Task item:
Return the passage from "After decades of" to "life in prison." in the article on the U.S. case against "El Chapo" below, copied word for word.

Document excerpt:
*****

The U.S. case against “El Chapo”

In this Rolling Stone article, reporter Hannah Murphy lays out what is known about U.S. law enforcement authorities’ case against “El Chapo.”

After decades of evading the authorities with almost mythic agility, New York’s Eastern District has finally pinned Joaquin “El Chapo” Guzmán down in a lower Manhattan jail. The Sinaloa cartel kingpin faces what U.S. Attorney Robert L. Capers called “a 17-count, sweeping indictment,” including drug distribution, money laundering and most broadly, “leading a continuing criminal enterprise” – which covers his activity from 1989 to present day. If charged with that alone, he faces a mandatory minimum of life in prison.

Even for a drug lord, he moved a LOT of drugs.
The vast majority of the evidence against Guzmán and the movements of the Sinaloa cartel are drug seizures by the U.S. government. In a 2014 indictment against him and his first lieutenant, Ismael “El Mayo” Zambada García, the United States charged him with 163 violations of international cocaine distribution, totaling an approximate 457,212 kilograms (roughly 500 U.S. tons) of the drug. In 2016, the U.S. Attorney’s office itemized their cocaine seizures by individual busts. They go back as far as September 1999, just ten years after Guzmán reportedly entered the drug business, and they found as much as 12,000 kilos of cocaine in a single raid.

He’s on the hook for a handful of murders as well.

*****

Source data:
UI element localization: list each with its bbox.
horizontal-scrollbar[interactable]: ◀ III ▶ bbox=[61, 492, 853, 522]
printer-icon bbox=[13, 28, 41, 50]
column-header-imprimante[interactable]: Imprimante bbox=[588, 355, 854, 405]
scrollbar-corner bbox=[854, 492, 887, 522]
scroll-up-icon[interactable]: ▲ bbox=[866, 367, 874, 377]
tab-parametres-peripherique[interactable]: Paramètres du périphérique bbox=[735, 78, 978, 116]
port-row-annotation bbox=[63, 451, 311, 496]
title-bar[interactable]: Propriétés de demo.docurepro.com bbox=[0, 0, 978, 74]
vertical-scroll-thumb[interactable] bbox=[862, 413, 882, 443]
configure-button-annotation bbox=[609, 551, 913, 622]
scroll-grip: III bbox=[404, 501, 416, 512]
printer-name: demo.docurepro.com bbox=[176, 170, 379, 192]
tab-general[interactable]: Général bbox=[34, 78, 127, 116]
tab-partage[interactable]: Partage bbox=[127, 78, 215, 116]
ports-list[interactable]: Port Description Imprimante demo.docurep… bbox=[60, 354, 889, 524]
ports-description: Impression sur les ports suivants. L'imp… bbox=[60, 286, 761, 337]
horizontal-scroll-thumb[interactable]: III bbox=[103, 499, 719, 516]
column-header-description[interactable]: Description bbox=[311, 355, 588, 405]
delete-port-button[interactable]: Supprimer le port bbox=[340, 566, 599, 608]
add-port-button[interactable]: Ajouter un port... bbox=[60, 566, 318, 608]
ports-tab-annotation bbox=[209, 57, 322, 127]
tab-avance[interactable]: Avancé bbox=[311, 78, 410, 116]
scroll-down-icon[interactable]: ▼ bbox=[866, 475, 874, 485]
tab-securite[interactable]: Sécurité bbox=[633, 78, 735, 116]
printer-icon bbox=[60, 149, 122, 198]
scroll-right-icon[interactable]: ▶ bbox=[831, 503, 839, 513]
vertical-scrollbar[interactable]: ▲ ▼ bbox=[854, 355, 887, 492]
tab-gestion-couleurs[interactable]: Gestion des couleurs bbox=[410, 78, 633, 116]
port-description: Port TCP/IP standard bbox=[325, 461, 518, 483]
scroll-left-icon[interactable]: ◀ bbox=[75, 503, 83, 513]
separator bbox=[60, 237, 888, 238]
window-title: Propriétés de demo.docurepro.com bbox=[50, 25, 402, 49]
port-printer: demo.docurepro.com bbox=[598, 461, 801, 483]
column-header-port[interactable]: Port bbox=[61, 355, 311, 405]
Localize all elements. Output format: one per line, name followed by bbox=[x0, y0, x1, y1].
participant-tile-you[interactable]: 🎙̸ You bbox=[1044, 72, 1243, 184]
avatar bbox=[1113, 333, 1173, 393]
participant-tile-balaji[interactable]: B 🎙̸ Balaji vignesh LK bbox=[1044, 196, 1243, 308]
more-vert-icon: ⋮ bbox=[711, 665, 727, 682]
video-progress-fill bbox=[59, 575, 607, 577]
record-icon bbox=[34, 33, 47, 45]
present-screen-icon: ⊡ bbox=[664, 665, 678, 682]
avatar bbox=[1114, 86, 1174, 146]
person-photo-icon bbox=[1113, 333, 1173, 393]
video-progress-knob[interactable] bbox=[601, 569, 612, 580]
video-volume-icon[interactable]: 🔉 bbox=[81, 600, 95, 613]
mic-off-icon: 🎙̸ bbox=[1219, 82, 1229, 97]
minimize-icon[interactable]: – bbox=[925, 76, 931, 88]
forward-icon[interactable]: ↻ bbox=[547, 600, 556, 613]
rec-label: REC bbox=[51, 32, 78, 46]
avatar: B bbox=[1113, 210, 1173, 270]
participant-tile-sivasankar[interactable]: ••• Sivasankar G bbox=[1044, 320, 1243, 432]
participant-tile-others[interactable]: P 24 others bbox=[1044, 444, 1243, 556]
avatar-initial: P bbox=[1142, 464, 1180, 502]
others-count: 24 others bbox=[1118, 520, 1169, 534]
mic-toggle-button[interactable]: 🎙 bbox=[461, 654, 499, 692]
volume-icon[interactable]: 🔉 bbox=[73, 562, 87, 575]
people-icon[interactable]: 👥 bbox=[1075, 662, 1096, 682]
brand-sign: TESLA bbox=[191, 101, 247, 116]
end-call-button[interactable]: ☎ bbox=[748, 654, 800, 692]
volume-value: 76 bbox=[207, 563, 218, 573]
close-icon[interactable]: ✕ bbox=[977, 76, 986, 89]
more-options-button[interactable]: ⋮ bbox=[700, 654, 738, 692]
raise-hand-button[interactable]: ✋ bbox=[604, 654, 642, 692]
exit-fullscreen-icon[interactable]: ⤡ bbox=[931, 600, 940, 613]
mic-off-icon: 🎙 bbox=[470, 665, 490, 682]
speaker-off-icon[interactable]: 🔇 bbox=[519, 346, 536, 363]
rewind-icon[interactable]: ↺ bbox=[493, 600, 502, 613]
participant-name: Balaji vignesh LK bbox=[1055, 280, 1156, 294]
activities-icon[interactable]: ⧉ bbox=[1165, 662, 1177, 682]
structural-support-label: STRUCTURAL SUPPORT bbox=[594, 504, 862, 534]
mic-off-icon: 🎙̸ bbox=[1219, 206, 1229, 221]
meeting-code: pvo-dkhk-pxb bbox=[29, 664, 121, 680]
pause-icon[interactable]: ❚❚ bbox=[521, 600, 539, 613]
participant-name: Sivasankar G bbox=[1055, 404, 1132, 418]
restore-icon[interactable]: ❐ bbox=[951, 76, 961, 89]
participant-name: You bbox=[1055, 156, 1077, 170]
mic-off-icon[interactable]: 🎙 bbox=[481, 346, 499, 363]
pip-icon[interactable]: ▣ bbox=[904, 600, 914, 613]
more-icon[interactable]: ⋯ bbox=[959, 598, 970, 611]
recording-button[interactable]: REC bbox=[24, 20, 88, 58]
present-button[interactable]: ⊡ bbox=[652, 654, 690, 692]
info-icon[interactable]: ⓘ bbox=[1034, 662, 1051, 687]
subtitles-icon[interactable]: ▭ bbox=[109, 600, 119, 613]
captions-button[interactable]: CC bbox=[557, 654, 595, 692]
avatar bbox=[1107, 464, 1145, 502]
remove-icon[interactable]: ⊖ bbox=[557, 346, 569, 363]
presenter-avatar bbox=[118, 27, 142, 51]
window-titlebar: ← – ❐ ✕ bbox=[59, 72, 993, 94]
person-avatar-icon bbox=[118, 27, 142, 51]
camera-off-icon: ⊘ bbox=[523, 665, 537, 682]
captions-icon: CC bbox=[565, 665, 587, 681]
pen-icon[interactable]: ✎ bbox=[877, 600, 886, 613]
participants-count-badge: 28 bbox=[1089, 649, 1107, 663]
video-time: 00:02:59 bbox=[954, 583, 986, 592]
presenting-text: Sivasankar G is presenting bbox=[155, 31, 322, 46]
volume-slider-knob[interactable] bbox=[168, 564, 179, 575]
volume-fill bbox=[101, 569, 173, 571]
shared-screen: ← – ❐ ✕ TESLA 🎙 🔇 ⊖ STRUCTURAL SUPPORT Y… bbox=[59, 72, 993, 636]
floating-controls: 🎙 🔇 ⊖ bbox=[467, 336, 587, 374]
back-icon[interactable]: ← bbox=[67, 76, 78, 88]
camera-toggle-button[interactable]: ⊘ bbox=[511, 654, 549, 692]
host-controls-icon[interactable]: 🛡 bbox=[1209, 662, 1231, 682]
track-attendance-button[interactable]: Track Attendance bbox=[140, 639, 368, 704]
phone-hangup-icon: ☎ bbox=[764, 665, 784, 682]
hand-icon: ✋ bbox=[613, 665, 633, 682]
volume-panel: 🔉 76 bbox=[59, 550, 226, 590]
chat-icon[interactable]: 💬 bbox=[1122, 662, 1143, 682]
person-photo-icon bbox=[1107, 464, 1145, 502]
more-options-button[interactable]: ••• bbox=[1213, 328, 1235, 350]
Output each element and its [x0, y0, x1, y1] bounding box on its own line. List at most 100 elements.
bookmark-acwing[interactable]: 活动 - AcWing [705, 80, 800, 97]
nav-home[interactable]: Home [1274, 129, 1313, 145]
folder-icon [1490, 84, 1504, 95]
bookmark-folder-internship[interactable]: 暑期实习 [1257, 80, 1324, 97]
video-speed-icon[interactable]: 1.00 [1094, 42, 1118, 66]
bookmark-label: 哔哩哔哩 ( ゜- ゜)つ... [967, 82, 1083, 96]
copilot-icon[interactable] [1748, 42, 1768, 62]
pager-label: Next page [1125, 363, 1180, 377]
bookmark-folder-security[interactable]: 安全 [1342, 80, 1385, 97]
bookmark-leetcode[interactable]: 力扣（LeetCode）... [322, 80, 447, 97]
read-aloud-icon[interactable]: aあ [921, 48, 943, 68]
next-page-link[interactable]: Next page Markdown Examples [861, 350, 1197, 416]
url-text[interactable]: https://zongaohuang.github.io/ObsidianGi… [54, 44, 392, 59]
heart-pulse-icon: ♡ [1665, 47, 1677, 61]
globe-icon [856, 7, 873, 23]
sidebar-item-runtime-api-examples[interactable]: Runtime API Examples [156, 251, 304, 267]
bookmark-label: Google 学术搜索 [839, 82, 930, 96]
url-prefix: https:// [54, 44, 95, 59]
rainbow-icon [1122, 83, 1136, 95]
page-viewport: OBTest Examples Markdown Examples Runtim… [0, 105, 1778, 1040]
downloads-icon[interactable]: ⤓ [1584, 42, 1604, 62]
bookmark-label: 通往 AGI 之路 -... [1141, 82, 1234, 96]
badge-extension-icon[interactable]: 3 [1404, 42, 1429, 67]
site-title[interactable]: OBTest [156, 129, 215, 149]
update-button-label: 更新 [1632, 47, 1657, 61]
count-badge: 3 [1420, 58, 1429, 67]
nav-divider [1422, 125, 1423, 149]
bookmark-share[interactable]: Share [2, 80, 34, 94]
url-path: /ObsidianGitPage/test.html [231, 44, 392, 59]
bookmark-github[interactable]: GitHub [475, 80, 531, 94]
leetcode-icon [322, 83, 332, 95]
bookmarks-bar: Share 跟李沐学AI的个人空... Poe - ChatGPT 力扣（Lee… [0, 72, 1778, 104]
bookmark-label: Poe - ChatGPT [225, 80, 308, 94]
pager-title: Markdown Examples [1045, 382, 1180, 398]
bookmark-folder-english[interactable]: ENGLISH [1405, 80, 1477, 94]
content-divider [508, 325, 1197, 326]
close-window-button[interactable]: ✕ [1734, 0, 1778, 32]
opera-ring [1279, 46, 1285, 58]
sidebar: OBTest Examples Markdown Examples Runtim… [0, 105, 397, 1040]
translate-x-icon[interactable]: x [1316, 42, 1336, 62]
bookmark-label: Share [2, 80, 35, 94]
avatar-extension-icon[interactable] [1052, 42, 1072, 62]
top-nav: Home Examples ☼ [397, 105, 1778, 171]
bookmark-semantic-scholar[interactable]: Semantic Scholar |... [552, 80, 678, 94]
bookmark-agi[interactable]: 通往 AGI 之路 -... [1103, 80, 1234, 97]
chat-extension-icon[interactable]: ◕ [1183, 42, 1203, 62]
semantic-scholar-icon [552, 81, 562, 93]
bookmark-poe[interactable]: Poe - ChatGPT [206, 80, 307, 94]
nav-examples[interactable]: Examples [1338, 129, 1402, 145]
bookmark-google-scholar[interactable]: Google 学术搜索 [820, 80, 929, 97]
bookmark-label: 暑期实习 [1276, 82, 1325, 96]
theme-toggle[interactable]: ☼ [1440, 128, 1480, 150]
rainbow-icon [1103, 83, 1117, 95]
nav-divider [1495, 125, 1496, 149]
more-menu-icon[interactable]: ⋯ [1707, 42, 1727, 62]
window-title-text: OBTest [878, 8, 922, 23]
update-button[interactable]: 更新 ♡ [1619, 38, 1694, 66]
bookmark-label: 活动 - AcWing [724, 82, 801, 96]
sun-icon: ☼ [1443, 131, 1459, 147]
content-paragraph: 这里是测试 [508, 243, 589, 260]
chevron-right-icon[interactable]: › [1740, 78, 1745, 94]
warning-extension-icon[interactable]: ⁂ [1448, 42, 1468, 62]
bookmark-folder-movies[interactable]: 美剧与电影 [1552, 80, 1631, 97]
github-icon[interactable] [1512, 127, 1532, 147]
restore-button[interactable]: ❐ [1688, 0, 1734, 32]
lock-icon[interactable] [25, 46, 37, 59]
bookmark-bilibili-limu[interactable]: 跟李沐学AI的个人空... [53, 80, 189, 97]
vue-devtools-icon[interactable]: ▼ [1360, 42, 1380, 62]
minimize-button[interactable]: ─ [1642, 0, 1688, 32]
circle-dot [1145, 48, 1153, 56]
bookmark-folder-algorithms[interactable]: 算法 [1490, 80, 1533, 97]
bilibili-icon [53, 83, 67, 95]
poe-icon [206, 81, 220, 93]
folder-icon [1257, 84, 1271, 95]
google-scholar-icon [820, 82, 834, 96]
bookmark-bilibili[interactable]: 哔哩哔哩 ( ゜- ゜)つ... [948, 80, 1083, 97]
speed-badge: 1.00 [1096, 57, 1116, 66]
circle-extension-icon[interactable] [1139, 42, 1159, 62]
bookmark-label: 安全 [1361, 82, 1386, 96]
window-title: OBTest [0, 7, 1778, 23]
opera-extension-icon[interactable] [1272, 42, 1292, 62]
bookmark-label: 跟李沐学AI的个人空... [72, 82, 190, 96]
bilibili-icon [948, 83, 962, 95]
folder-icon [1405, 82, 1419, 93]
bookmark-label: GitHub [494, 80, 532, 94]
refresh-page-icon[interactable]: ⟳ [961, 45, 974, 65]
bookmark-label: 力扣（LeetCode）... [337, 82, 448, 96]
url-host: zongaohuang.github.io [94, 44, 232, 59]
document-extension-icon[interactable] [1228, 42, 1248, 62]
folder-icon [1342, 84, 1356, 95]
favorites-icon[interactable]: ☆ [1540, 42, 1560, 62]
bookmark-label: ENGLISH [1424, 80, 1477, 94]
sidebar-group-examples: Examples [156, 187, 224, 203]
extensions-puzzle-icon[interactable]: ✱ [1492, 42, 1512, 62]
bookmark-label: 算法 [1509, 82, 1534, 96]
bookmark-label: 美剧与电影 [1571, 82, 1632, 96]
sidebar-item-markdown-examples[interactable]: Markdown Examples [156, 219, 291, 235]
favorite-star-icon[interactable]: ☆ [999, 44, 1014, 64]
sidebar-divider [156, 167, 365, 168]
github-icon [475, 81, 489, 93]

*****

Exercise answer:
After decades of evading the authorities with almost mythic agility, New York’s Eastern District has finally pinned Joaquin “El Chapo” Guzmán down in a lower Manhattan jail. The Sinaloa cartel kingpin faces what U.S. Attorney Robert L. Capers called “a 17-count, sweeping indictment,” including drug distribution, money laundering and most broadly, “leading a continuing criminal enterprise” – which covers his activity from 1989 to present day. If charged with that alone, he faces a mandatory minimum of life in prison.